WORK TO COMPLETE » In this exercise, reproduce all the entries that follow exactly.
-- Start --
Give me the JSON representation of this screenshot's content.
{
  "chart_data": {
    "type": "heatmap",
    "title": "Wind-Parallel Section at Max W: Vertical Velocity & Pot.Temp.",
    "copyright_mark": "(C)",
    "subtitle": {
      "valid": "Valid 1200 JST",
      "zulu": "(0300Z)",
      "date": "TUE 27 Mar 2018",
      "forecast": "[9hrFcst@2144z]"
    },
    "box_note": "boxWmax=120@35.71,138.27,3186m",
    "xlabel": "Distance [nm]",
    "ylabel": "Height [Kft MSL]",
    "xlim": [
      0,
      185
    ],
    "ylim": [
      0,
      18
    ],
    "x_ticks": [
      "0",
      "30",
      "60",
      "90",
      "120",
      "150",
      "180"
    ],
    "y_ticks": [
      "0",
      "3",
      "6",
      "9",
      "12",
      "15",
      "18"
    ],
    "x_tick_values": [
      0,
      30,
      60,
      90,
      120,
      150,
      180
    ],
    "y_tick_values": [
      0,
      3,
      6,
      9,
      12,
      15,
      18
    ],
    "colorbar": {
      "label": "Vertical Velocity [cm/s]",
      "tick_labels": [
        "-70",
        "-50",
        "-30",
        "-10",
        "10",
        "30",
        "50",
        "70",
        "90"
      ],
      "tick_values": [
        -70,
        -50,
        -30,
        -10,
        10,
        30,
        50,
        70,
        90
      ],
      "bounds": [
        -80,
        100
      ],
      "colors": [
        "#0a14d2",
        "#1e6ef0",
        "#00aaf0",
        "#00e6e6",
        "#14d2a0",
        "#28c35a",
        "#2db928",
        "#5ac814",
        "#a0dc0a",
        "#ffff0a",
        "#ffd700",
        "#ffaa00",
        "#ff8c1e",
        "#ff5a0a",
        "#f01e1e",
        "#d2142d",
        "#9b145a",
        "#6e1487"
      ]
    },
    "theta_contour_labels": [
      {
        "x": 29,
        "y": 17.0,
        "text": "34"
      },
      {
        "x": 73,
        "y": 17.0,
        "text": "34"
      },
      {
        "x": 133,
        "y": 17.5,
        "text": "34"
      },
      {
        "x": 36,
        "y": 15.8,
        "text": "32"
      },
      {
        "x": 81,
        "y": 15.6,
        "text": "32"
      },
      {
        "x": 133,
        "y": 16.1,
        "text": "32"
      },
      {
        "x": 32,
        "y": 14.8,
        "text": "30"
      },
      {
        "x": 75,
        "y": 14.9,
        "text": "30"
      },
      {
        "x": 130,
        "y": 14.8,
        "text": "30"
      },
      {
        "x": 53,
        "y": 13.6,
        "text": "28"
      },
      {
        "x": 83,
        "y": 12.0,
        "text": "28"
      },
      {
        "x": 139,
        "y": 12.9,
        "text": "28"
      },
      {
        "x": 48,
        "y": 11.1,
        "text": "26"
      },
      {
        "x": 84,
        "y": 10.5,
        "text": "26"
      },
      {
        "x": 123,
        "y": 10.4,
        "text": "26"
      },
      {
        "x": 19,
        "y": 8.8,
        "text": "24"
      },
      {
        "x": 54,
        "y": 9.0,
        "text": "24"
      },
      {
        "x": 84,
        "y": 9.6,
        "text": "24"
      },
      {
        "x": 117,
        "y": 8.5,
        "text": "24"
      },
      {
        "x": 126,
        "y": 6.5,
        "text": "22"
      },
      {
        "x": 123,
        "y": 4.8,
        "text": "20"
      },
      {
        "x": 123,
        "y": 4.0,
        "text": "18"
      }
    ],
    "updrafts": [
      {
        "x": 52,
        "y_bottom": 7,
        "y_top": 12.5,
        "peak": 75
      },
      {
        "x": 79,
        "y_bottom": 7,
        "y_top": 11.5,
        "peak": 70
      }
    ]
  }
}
-- End --
RESULT FOR THIS EXERCISE »
Give me the JSON representation of this screenshot's content.
{
  "chart_data": {
    "type": "heatmap",
    "title": "Wind-Parallel Section at Max W: Vertical Velocity & Pot.Temp.",
    "copyright_mark": "(C)",
    "subtitle": {
      "valid": "Valid 1200 JST",
      "zulu": "(0300Z)",
      "date": "TUE 27 Mar 2018",
      "forecast": "[9hrFcst@2144z]"
    },
    "box_note": "boxWmax=120@35.71,138.27,3186m",
    "xlabel": "Distance [nm]",
    "ylabel": "Height [Kft MSL]",
    "xlim": [
      0,
      185
    ],
    "ylim": [
      0,
      18
    ],
    "x_ticks": [
      "0",
      "30",
      "60",
      "90",
      "120",
      "150",
      "180"
    ],
    "y_ticks": [
      "0",
      "3",
      "6",
      "9",
      "12",
      "15",
      "18"
    ],
    "x_tick_values": [
      0,
      30,
      60,
      90,
      120,
      150,
      180
    ],
    "y_tick_values": [
      0,
      3,
      6,
      9,
      12,
      15,
      18
    ],
    "colorbar": {
      "label": "Vertical Velocity [cm/s]",
      "tick_labels": [
        "-70",
        "-50",
        "-30",
        "-10",
        "10",
        "30",
        "50",
        "70",
        "90"
      ],
      "tick_values": [
        -70,
        -50,
        -30,
        -10,
        10,
        30,
        50,
        70,
        90
      ],
      "bounds": [
        -80,
        100
      ],
      "colors": [
        "#0a14d2",
        "#1e6ef0",
        "#00aaf0",
        "#00e6e6",
        "#14d2a0",
        "#28c35a",
        "#2db928",
        "#5ac814",
        "#a0dc0a",
        "#ffff0a",
        "#ffd700",
        "#ffaa00",
        "#ff8c1e",
        "#ff5a0a",
        "#f01e1e",
        "#d2142d",
        "#9b145a",
        "#6e1487"
      ]
    },
    "theta_contour_labels": [
      {
        "x": 29,
        "y": 17.0,
        "text": "34"
      },
      {
        "x": 73,
        "y": 17.0,
        "text": "34"
      },
      {
        "x": 133,
        "y": 17.5,
        "text": "34"
      },
      {
        "x": 36,
        "y": 15.8,
        "text": "32"
      },
      {
        "x": 81,
        "y": 15.6,
        "text": "32"
      },
      {
        "x": 133,
        "y": 16.1,
        "text": "32"
      },
      {
        "x": 32,
        "y": 14.8,
        "text": "30"
      },
      {
        "x": 75,
        "y": 14.9,
        "text": "30"
      },
      {
        "x": 130,
        "y": 14.8,
        "text": "30"
      },
      {
        "x": 53,
        "y": 13.6,
        "text": "28"
      },
      {
        "x": 83,
        "y": 12.0,
        "text": "28"
      },
      {
        "x": 139,
        "y": 12.9,
        "text": "28"
      },
      {
        "x": 48,
        "y": 11.1,
        "text": "26"
      },
      {
        "x": 84,
        "y": 10.5,
        "text": "26"
      },
      {
        "x": 123,
        "y": 10.4,
        "text": "26"
      },
      {
        "x": 19,
        "y": 8.8,
        "text": "24"
      },
      {
        "x": 54,
        "y": 9.0,
        "text": "24"
      },
      {
        "x": 84,
        "y": 9.6,
        "text": "24"
      },
      {
        "x": 117,
        "y": 8.5,
        "text": "24"
      },
      {
        "x": 126,
        "y": 6.5,
        "text": "22"
      },
      {
        "x": 123,
        "y": 4.8,
        "text": "20"
      },
      {
        "x": 123,
        "y": 4.0,
        "text": "18"
      }
    ],
    "updrafts": [
      {
        "x": 52,
        "y_bottom": 7,
        "y_top": 12.5,
        "peak": 75
      },
      {
        "x": 79,
        "y_bottom": 7,
        "y_top": 11.5,
        "peak": 70
      }
    ]
  }
}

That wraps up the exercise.